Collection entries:
◇ ◇ ◇ ◇ ◇ ◇ ◇

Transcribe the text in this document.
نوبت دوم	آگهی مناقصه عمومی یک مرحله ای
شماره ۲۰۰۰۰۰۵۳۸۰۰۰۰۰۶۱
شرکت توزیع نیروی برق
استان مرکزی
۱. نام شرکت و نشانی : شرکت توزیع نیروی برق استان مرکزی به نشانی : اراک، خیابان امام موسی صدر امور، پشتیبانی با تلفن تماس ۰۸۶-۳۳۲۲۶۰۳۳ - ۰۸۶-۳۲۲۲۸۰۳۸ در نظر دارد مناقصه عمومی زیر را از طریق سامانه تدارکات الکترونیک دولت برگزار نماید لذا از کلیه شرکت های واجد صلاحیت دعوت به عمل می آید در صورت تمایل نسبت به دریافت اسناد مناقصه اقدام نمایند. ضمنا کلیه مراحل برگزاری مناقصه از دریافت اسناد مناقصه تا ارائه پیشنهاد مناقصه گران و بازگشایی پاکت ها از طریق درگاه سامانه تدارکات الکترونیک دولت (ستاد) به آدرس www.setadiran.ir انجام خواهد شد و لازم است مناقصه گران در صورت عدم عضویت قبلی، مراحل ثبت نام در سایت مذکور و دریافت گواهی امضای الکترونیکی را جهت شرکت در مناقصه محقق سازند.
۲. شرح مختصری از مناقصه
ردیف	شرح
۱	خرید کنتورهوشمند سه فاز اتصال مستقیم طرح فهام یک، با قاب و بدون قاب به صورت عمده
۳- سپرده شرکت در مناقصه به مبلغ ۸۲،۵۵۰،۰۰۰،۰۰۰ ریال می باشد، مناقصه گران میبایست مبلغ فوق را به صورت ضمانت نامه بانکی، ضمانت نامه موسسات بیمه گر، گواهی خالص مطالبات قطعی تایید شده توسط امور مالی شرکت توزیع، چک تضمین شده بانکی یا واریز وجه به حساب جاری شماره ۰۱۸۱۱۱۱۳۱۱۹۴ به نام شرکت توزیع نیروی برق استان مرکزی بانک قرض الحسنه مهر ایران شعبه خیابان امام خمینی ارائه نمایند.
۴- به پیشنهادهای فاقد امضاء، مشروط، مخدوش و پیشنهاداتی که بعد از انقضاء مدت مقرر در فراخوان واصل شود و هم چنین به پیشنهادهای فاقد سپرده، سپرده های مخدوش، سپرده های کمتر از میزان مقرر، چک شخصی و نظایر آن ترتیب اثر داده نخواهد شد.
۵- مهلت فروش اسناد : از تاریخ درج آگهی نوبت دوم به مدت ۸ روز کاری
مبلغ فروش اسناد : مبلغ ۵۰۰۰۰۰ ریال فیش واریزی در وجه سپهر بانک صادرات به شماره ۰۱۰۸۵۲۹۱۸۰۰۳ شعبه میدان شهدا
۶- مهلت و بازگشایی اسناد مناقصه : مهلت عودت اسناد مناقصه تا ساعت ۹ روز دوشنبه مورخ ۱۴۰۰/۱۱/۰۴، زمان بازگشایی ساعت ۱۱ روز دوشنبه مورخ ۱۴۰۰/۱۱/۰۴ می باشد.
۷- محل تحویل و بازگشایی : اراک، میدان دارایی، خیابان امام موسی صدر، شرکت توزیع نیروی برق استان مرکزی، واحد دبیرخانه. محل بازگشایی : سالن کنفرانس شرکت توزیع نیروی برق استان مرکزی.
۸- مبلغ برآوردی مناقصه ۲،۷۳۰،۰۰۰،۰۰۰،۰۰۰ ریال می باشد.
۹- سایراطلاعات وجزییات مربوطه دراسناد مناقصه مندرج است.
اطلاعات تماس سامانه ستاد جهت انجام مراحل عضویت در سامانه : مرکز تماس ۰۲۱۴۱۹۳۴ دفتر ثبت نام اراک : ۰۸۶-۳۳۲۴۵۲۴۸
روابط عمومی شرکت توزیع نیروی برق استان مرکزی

◇ ◇ ◇ ◇ ◇ ◇ ◇

■ **Instruction**:
Set down the listing above in full, please, exactly as it appears.

■ **The answer**:
Transcribe the text in this document.
نوبت دوم	آگهی مناقصه عمومی یک مرحله ای
شماره ۲۰۰۰۰۰۵۳۸۰۰۰۰۰۶۱
شرکت توزیع نیروی برق
استان مرکزی
۱. نام شرکت و نشانی : شرکت توزیع نیروی برق استان مرکزی به نشانی : اراک، خیابان امام موسی صدر امور، پشتیبانی با تلفن تماس ۰۸۶-۳۳۲۲۶۰۳۳ - ۰۸۶-۳۲۲۲۸۰۳۸ در نظر دارد مناقصه عمومی زیر را از طریق سامانه تدارکات الکترونیک دولت برگزار نماید لذا از کلیه شرکت های واجد صلاحیت دعوت به عمل می آید در صورت تمایل نسبت به دریافت اسناد مناقصه اقدام نمایند. ضمنا کلیه مراحل برگزاری مناقصه از دریافت اسناد مناقصه تا ارائه پیشنهاد مناقصه گران و بازگشایی پاکت ها از طریق درگاه سامانه تدارکات الکترونیک دولت (ستاد) به آدرس www.setadiran.ir انجام خواهد شد و لازم است مناقصه گران در صورت عدم عضویت قبلی، مراحل ثبت نام در سایت مذکور و دریافت گواهی امضای الکترونیکی را جهت شرکت در مناقصه محقق سازند.
۲. شرح مختصری از مناقصه
ردیف	شرح
۱	خرید کنتورهوشمند سه فاز اتصال مستقیم طرح فهام یک، با قاب و بدون قاب به صورت عمده
۳- سپرده شرکت در مناقصه به مبلغ ۸۲،۵۵۰،۰۰۰،۰۰۰ ریال می باشد، مناقصه گران میبایست مبلغ فوق را به صورت ضمانت نامه بانکی، ضمانت نامه موسسات بیمه گر، گواهی خالص مطالبات قطعی تایید شده توسط امور مالی شرکت توزیع، چک تضمین شده بانکی یا واریز وجه به حساب جاری شماره ۰۱۸۱۱۱۱۳۱۱۹۴ به نام شرکت توزیع نیروی برق استان مرکزی بانک قرض الحسنه مهر ایران شعبه خیابان امام خمینی ارائه نمایند.
۴- به پیشنهادهای فاقد امضاء، مشروط، مخدوش و پیشنهاداتی که بعد از انقضاء مدت مقرر در فراخوان واصل شود و هم چنین به پیشنهادهای فاقد سپرده، سپرده های مخدوش، سپرده های کمتر از میزان مقرر، چک شخصی و نظایر آن ترتیب اثر داده نخواهد شد.
۵- مهلت فروش اسناد : از تاریخ درج آگهی نوبت دوم به مدت ۸ روز کاری
مبلغ فروش اسناد : مبلغ ۵۰۰۰۰۰ ریال فیش واریزی در وجه سپهر بانک صادرات به شماره ۰۱۰۸۵۲۹۱۸۰۰۳ شعبه میدان شهدا
۶- مهلت و بازگشایی اسناد مناقصه : مهلت عودت اسناد مناقصه تا ساعت ۹ روز دوشنبه مورخ ۱۴۰۰/۱۱/۰۴، زمان بازگشایی ساعت ۱۱ روز دوشنبه مورخ ۱۴۰۰/۱۱/۰۴ می باشد.
۷- محل تحویل و بازگشایی : اراک، میدان دارایی، خیابان امام موسی صدر، شرکت توزیع نیروی برق استان مرکزی، واحد دبیرخانه. محل بازگشایی : سالن کنفرانس شرکت توزیع نیروی برق استان مرکزی.
۸- مبلغ برآوردی مناقصه ۲،۷۳۰،۰۰۰،۰۰۰،۰۰۰ ریال می باشد.
۹- سایراطلاعات وجزییات مربوطه دراسناد مناقصه مندرج است.
اطلاعات تماس سامانه ستاد جهت انجام مراحل عضویت در سامانه : مرکز تماس ۰۲۱۴۱۹۳۴ دفتر ثبت نام اراک : ۰۸۶-۳۳۲۴۵۲۴۸
روابط عمومی شرکت توزیع نیروی برق استان مرکزی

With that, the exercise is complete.